▶ **Exercise directions**
Quote every line of the material beneath this one.

▶ **Material for this task**
--------------------------------
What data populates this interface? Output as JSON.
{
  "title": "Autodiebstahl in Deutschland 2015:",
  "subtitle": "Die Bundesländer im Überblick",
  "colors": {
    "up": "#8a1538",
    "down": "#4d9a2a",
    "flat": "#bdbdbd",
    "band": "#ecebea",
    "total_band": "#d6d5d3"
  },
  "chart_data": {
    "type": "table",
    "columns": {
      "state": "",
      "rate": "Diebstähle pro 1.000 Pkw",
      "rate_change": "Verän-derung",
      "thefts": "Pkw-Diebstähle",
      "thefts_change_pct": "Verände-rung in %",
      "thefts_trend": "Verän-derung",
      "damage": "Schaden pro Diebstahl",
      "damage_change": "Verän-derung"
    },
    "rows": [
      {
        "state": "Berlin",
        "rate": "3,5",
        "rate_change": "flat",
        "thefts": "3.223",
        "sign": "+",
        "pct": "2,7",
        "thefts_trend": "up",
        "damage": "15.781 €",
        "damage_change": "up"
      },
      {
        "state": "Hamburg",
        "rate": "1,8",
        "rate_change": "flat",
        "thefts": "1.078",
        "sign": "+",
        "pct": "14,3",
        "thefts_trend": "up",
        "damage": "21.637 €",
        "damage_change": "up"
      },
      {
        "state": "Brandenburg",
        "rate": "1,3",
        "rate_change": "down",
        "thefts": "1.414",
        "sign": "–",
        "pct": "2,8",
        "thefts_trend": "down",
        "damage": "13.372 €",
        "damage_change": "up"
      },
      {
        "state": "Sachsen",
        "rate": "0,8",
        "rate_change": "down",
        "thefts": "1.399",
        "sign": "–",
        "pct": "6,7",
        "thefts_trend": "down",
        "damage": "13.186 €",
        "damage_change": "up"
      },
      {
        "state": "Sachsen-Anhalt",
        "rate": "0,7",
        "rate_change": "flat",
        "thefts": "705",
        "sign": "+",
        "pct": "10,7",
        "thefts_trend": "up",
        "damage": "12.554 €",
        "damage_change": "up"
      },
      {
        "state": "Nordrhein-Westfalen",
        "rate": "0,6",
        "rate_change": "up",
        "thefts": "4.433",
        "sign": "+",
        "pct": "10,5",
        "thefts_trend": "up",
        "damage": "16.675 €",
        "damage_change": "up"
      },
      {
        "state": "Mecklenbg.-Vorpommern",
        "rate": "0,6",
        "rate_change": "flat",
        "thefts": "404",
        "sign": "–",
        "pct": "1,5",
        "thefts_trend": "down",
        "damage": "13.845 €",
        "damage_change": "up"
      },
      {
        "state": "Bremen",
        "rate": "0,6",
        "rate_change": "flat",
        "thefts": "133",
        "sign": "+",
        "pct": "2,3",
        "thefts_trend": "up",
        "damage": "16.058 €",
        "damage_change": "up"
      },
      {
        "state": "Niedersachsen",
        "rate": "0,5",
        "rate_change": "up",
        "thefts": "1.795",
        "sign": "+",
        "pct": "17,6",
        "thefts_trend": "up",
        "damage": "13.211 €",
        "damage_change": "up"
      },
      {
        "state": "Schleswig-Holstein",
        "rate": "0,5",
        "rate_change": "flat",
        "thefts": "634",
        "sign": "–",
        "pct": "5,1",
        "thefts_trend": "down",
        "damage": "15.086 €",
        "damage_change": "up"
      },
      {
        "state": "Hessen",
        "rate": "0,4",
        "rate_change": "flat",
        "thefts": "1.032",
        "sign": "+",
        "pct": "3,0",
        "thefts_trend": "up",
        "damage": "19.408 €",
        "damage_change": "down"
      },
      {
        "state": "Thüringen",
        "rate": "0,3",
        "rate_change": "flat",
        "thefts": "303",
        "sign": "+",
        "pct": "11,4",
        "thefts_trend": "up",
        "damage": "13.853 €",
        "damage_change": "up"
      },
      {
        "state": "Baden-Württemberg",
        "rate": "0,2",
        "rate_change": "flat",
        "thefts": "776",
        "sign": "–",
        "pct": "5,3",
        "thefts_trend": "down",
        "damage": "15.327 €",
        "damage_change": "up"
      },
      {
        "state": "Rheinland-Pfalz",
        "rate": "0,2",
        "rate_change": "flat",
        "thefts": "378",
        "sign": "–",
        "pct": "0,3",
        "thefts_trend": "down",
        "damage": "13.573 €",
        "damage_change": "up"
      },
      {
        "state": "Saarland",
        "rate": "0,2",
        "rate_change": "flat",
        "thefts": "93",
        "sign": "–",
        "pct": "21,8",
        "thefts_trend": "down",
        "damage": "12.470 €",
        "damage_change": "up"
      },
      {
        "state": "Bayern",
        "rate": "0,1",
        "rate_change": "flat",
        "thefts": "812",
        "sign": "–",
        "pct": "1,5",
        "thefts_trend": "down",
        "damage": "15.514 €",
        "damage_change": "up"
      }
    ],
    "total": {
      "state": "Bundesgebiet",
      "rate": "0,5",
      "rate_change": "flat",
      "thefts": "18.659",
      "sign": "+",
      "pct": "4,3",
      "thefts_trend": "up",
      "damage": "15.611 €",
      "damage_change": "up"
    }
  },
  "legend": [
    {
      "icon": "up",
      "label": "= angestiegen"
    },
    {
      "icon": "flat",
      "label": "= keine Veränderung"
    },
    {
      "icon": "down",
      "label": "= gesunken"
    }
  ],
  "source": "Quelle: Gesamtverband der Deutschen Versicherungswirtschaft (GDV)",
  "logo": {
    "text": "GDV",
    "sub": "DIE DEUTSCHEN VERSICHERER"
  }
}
--------------------------------
▶ **Complete output**
What data populates this interface? Output as JSON.
{
  "title": "Autodiebstahl in Deutschland 2015:",
  "subtitle": "Die Bundesländer im Überblick",
  "colors": {
    "up": "#8a1538",
    "down": "#4d9a2a",
    "flat": "#bdbdbd",
    "band": "#ecebea",
    "total_band": "#d6d5d3"
  },
  "chart_data": {
    "type": "table",
    "columns": {
      "state": "",
      "rate": "Diebstähle pro 1.000 Pkw",
      "rate_change": "Verän-derung",
      "thefts": "Pkw-Diebstähle",
      "thefts_change_pct": "Verände-rung in %",
      "thefts_trend": "Verän-derung",
      "damage": "Schaden pro Diebstahl",
      "damage_change": "Verän-derung"
    },
    "rows": [
      {
        "state": "Berlin",
        "rate": "3,5",
        "rate_change": "flat",
        "thefts": "3.223",
        "sign": "+",
        "pct": "2,7",
        "thefts_trend": "up",
        "damage": "15.781 €",
        "damage_change": "up"
      },
      {
        "state": "Hamburg",
        "rate": "1,8",
        "rate_change": "flat",
        "thefts": "1.078",
        "sign": "+",
        "pct": "14,3",
        "thefts_trend": "up",
        "damage": "21.637 €",
        "damage_change": "up"
      },
      {
        "state": "Brandenburg",
        "rate": "1,3",
        "rate_change": "down",
        "thefts": "1.414",
        "sign": "–",
        "pct": "2,8",
        "thefts_trend": "down",
        "damage": "13.372 €",
        "damage_change": "up"
      },
      {
        "state": "Sachsen",
        "rate": "0,8",
        "rate_change": "down",
        "thefts": "1.399",
        "sign": "–",
        "pct": "6,7",
        "thefts_trend": "down",
        "damage": "13.186 €",
        "damage_change": "up"
      },
      {
        "state": "Sachsen-Anhalt",
        "rate": "0,7",
        "rate_change": "flat",
        "thefts": "705",
        "sign": "+",
        "pct": "10,7",
        "thefts_trend": "up",
        "damage": "12.554 €",
        "damage_change": "up"
      },
      {
        "state": "Nordrhein-Westfalen",
        "rate": "0,6",
        "rate_change": "up",
        "thefts": "4.433",
        "sign": "+",
        "pct": "10,5",
        "thefts_trend": "up",
        "damage": "16.675 €",
        "damage_change": "up"
      },
      {
        "state": "Mecklenbg.-Vorpommern",
        "rate": "0,6",
        "rate_change": "flat",
        "thefts": "404",
        "sign": "–",
        "pct": "1,5",
        "thefts_trend": "down",
        "damage": "13.845 €",
        "damage_change": "up"
      },
      {
        "state": "Bremen",
        "rate": "0,6",
        "rate_change": "flat",
        "thefts": "133",
        "sign": "+",
        "pct": "2,3",
        "thefts_trend": "up",
        "damage": "16.058 €",
        "damage_change": "up"
      },
      {
        "state": "Niedersachsen",
        "rate": "0,5",
        "rate_change": "up",
        "thefts": "1.795",
        "sign": "+",
        "pct": "17,6",
        "thefts_trend": "up",
        "damage": "13.211 €",
        "damage_change": "up"
      },
      {
        "state": "Schleswig-Holstein",
        "rate": "0,5",
        "rate_change": "flat",
        "thefts": "634",
        "sign": "–",
        "pct": "5,1",
        "thefts_trend": "down",
        "damage": "15.086 €",
        "damage_change": "up"
      },
      {
        "state": "Hessen",
        "rate": "0,4",
        "rate_change": "flat",
        "thefts": "1.032",
        "sign": "+",
        "pct": "3,0",
        "thefts_trend": "up",
        "damage": "19.408 €",
        "damage_change": "down"
      },
      {
        "state": "Thüringen",
        "rate": "0,3",
        "rate_change": "flat",
        "thefts": "303",
        "sign": "+",
        "pct": "11,4",
        "thefts_trend": "up",
        "damage": "13.853 €",
        "damage_change": "up"
      },
      {
        "state": "Baden-Württemberg",
        "rate": "0,2",
        "rate_change": "flat",
        "thefts": "776",
        "sign": "–",
        "pct": "5,3",
        "thefts_trend": "down",
        "damage": "15.327 €",
        "damage_change": "up"
      },
      {
        "state": "Rheinland-Pfalz",
        "rate": "0,2",
        "rate_change": "flat",
        "thefts": "378",
        "sign": "–",
        "pct": "0,3",
        "thefts_trend": "down",
        "damage": "13.573 €",
        "damage_change": "up"
      },
      {
        "state": "Saarland",
        "rate": "0,2",
        "rate_change": "flat",
        "thefts": "93",
        "sign": "–",
        "pct": "21,8",
        "thefts_trend": "down",
        "damage": "12.470 €",
        "damage_change": "up"
      },
      {
        "state": "Bayern",
        "rate": "0,1",
        "rate_change": "flat",
        "thefts": "812",
        "sign": "–",
        "pct": "1,5",
        "thefts_trend": "down",
        "damage": "15.514 €",
        "damage_change": "up"
      }
    ],
    "total": {
      "state": "Bundesgebiet",
      "rate": "0,5",
      "rate_change": "flat",
      "thefts": "18.659",
      "sign": "+",
      "pct": "4,3",
      "thefts_trend": "up",
      "damage": "15.611 €",
      "damage_change": "up"
    }
  },
  "legend": [
    {
      "icon": "up",
      "label": "= angestiegen"
    },
    {
      "icon": "flat",
      "label": "= keine Veränderung"
    },
    {
      "icon": "down",
      "label": "= gesunken"
    }
  ],
  "source": "Quelle: Gesamtverband der Deutschen Versicherungswirtschaft (GDV)",
  "logo": {
    "text": "GDV",
    "sub": "DIE DEUTSCHEN VERSICHERER"
  }
}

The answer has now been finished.